*Problem to solve*
Below is a listing; copy all of it exactly.

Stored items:
↓↓↓
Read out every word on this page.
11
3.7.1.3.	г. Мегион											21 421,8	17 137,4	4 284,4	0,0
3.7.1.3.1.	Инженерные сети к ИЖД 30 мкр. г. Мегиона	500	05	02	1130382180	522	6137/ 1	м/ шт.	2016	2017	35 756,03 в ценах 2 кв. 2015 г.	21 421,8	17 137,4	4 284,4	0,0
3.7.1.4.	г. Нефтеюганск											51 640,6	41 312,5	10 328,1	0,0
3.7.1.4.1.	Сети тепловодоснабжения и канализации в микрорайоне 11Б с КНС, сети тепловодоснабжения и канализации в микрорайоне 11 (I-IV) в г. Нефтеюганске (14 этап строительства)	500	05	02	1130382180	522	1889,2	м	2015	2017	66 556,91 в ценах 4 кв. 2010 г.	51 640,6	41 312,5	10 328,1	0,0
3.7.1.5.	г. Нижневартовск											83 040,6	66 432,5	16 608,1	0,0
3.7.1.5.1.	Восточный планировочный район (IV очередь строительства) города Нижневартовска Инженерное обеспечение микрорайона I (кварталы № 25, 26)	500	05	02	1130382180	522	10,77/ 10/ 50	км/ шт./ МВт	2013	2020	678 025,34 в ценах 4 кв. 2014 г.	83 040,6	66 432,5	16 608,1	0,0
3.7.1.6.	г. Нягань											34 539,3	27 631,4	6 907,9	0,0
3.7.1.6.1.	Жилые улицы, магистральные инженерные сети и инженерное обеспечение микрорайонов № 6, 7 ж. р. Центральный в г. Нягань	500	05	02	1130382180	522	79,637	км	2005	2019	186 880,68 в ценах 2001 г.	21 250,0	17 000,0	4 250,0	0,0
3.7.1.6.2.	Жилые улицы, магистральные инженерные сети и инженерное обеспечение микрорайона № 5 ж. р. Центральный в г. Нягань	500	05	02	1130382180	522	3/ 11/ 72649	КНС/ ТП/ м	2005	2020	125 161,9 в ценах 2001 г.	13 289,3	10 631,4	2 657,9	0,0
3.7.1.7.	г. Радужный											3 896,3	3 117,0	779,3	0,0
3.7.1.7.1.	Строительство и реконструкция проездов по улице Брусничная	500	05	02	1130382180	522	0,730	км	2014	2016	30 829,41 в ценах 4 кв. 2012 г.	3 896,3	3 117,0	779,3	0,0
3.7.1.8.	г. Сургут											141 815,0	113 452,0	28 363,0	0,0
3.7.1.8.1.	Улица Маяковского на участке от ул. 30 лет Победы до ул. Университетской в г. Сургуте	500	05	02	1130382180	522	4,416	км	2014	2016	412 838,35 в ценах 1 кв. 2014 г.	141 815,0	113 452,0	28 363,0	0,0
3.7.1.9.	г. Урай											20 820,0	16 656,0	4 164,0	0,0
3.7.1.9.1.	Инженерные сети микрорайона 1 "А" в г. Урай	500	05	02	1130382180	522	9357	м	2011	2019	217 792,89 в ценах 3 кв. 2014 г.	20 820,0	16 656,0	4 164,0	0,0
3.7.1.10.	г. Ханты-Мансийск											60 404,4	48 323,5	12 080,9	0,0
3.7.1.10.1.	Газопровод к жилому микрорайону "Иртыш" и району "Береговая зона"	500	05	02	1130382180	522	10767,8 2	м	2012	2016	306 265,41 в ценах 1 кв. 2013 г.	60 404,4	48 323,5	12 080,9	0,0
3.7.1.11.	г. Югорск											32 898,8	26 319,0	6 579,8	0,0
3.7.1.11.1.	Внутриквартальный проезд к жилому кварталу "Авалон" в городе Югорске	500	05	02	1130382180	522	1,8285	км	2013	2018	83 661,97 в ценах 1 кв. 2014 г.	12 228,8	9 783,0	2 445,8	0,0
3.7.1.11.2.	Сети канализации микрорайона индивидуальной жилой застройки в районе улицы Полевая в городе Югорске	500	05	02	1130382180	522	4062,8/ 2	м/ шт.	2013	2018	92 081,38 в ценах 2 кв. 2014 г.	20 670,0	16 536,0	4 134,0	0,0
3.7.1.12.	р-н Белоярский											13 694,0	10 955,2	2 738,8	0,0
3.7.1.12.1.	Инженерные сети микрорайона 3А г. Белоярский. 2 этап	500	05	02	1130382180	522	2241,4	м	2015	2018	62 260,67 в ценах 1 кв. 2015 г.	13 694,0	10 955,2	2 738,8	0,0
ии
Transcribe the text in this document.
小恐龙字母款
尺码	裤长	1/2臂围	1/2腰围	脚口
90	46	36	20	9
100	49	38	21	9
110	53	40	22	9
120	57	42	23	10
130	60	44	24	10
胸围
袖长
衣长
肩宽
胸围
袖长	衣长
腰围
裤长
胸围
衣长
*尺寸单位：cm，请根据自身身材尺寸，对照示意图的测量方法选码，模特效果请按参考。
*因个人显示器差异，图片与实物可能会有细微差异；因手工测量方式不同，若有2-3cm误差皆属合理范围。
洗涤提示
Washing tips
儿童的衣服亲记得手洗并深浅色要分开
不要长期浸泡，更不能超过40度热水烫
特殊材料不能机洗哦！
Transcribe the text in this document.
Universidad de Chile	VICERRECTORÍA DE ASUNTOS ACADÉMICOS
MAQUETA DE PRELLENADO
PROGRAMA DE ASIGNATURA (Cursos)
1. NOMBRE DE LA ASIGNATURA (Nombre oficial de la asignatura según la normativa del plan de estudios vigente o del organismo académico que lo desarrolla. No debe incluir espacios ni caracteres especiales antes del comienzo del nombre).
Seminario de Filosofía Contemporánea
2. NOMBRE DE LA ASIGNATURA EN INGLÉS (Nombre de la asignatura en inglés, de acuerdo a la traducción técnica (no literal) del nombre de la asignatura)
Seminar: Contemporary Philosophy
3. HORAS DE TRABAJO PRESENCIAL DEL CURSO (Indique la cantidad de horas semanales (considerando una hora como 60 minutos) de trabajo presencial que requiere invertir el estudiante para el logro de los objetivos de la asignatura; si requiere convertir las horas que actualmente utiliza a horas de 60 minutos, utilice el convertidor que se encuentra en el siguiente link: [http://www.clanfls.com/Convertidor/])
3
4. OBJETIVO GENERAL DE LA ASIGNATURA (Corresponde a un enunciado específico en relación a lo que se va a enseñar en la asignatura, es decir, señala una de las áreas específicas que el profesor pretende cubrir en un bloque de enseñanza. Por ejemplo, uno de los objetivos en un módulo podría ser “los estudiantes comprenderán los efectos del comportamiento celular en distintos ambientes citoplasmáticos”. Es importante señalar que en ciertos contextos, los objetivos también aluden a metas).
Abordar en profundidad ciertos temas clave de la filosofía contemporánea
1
↑↑↑
*Result of the exercise*
Read out every word on this page.
11
3.7.1.3.	г. Мегион											21 421,8	17 137,4	4 284,4	0,0
3.7.1.3.1.	Инженерные сети к ИЖД 30 мкр. г. Мегиона	500	05	02	1130382180	522	6137/ 1	м/ шт.	2016	2017	35 756,03 в ценах 2 кв. 2015 г.	21 421,8	17 137,4	4 284,4	0,0
3.7.1.4.	г. Нефтеюганск											51 640,6	41 312,5	10 328,1	0,0
3.7.1.4.1.	Сети тепловодоснабжения и канализации в микрорайоне 11Б с КНС, сети тепловодоснабжения и канализации в микрорайоне 11 (I-IV) в г. Нефтеюганске (14 этап строительства)	500	05	02	1130382180	522	1889,2	м	2015	2017	66 556,91 в ценах 4 кв. 2010 г.	51 640,6	41 312,5	10 328,1	0,0
3.7.1.5.	г. Нижневартовск											83 040,6	66 432,5	16 608,1	0,0
3.7.1.5.1.	Восточный планировочный район (IV очередь строительства) города Нижневартовска Инженерное обеспечение микрорайона I (кварталы № 25, 26)	500	05	02	1130382180	522	10,77/ 10/ 50	км/ шт./ МВт	2013	2020	678 025,34 в ценах 4 кв. 2014 г.	83 040,6	66 432,5	16 608,1	0,0
3.7.1.6.	г. Нягань											34 539,3	27 631,4	6 907,9	0,0
3.7.1.6.1.	Жилые улицы, магистральные инженерные сети и инженерное обеспечение микрорайонов № 6, 7 ж. р. Центральный в г. Нягань	500	05	02	1130382180	522	79,637	км	2005	2019	186 880,68 в ценах 2001 г.	21 250,0	17 000,0	4 250,0	0,0
3.7.1.6.2.	Жилые улицы, магистральные инженерные сети и инженерное обеспечение микрорайона № 5 ж. р. Центральный в г. Нягань	500	05	02	1130382180	522	3/ 11/ 72649	КНС/ ТП/ м	2005	2020	125 161,9 в ценах 2001 г.	13 289,3	10 631,4	2 657,9	0,0
3.7.1.7.	г. Радужный											3 896,3	3 117,0	779,3	0,0
3.7.1.7.1.	Строительство и реконструкция проездов по улице Брусничная	500	05	02	1130382180	522	0,730	км	2014	2016	30 829,41 в ценах 4 кв. 2012 г.	3 896,3	3 117,0	779,3	0,0
3.7.1.8.	г. Сургут											141 815,0	113 452,0	28 363,0	0,0
3.7.1.8.1.	Улица Маяковского на участке от ул. 30 лет Победы до ул. Университетской в г. Сургуте	500	05	02	1130382180	522	4,416	км	2014	2016	412 838,35 в ценах 1 кв. 2014 г.	141 815,0	113 452,0	28 363,0	0,0
3.7.1.9.	г. Урай											20 820,0	16 656,0	4 164,0	0,0
3.7.1.9.1.	Инженерные сети микрорайона 1 "А" в г. Урай	500	05	02	1130382180	522	9357	м	2011	2019	217 792,89 в ценах 3 кв. 2014 г.	20 820,0	16 656,0	4 164,0	0,0
3.7.1.10.	г. Ханты-Мансийск											60 404,4	48 323,5	12 080,9	0,0
3.7.1.10.1.	Газопровод к жилому микрорайону "Иртыш" и району "Береговая зона"	500	05	02	1130382180	522	10767,8 2	м	2012	2016	306 265,41 в ценах 1 кв. 2013 г.	60 404,4	48 323,5	12 080,9	0,0
3.7.1.11.	г. Югорск											32 898,8	26 319,0	6 579,8	0,0
3.7.1.11.1.	Внутриквартальный проезд к жилому кварталу "Авалон" в городе Югорске	500	05	02	1130382180	522	1,8285	км	2013	2018	83 661,97 в ценах 1 кв. 2014 г.	12 228,8	9 783,0	2 445,8	0,0
3.7.1.11.2.	Сети канализации микрорайона индивидуальной жилой застройки в районе улицы Полевая в городе Югорске	500	05	02	1130382180	522	4062,8/ 2	м/ шт.	2013	2018	92 081,38 в ценах 2 кв. 2014 г.	20 670,0	16 536,0	4 134,0	0,0
3.7.1.12.	р-н Белоярский											13 694,0	10 955,2	2 738,8	0,0
3.7.1.12.1.	Инженерные сети микрорайона 3А г. Белоярский. 2 этап	500	05	02	1130382180	522	2241,4	м	2015	2018	62 260,67 в ценах 1 кв. 2015 г.	13 694,0	10 955,2	2 738,8	0,0
ии
Transcribe the text in this document.
小恐龙字母款
尺码	裤长	1/2臂围	1/2腰围	脚口
90	46	36	20	9
100	49	38	21	9
110	53	40	22	9
120	57	42	23	10
130	60	44	24	10
胸围
袖长
衣长
肩宽
胸围
袖长	衣长
腰围
裤长
胸围
衣长
*尺寸单位：cm，请根据自身身材尺寸，对照示意图的测量方法选码，模特效果请按参考。
*因个人显示器差异，图片与实物可能会有细微差异；因手工测量方式不同，若有2-3cm误差皆属合理范围。
洗涤提示
Washing tips
儿童的衣服亲记得手洗并深浅色要分开
不要长期浸泡，更不能超过40度热水烫
特殊材料不能机洗哦！
Transcribe the text in this document.
Universidad de Chile	VICERRECTORÍA DE ASUNTOS ACADÉMICOS
MAQUETA DE PRELLENADO
PROGRAMA DE ASIGNATURA (Cursos)
1. NOMBRE DE LA ASIGNATURA (Nombre oficial de la asignatura según la normativa del plan de estudios vigente o del organismo académico que lo desarrolla. No debe incluir espacios ni caracteres especiales antes del comienzo del nombre).
Seminario de Filosofía Contemporánea
2. NOMBRE DE LA ASIGNATURA EN INGLÉS (Nombre de la asignatura en inglés, de acuerdo a la traducción técnica (no literal) del nombre de la asignatura)
Seminar: Contemporary Philosophy
3. HORAS DE TRABAJO PRESENCIAL DEL CURSO (Indique la cantidad de horas semanales (considerando una hora como 60 minutos) de trabajo presencial que requiere invertir el estudiante para el logro de los objetivos de la asignatura; si requiere convertir las horas que actualmente utiliza a horas de 60 minutos, utilice el convertidor que se encuentra en el siguiente link: [http://www.clanfls.com/Convertidor/])
3
4. OBJETIVO GENERAL DE LA ASIGNATURA (Corresponde a un enunciado específico en relación a lo que se va a enseñar en la asignatura, es decir, señala una de las áreas específicas que el profesor pretende cubrir en un bloque de enseñanza. Por ejemplo, uno de los objetivos en un módulo podría ser “los estudiantes comprenderán los efectos del comportamiento celular en distintos ambientes citoplasmáticos”. Es importante señalar que en ciertos contextos, los objetivos también aluden a metas).
Abordar en profundidad ciertos temas clave de la filosofía contemporánea
1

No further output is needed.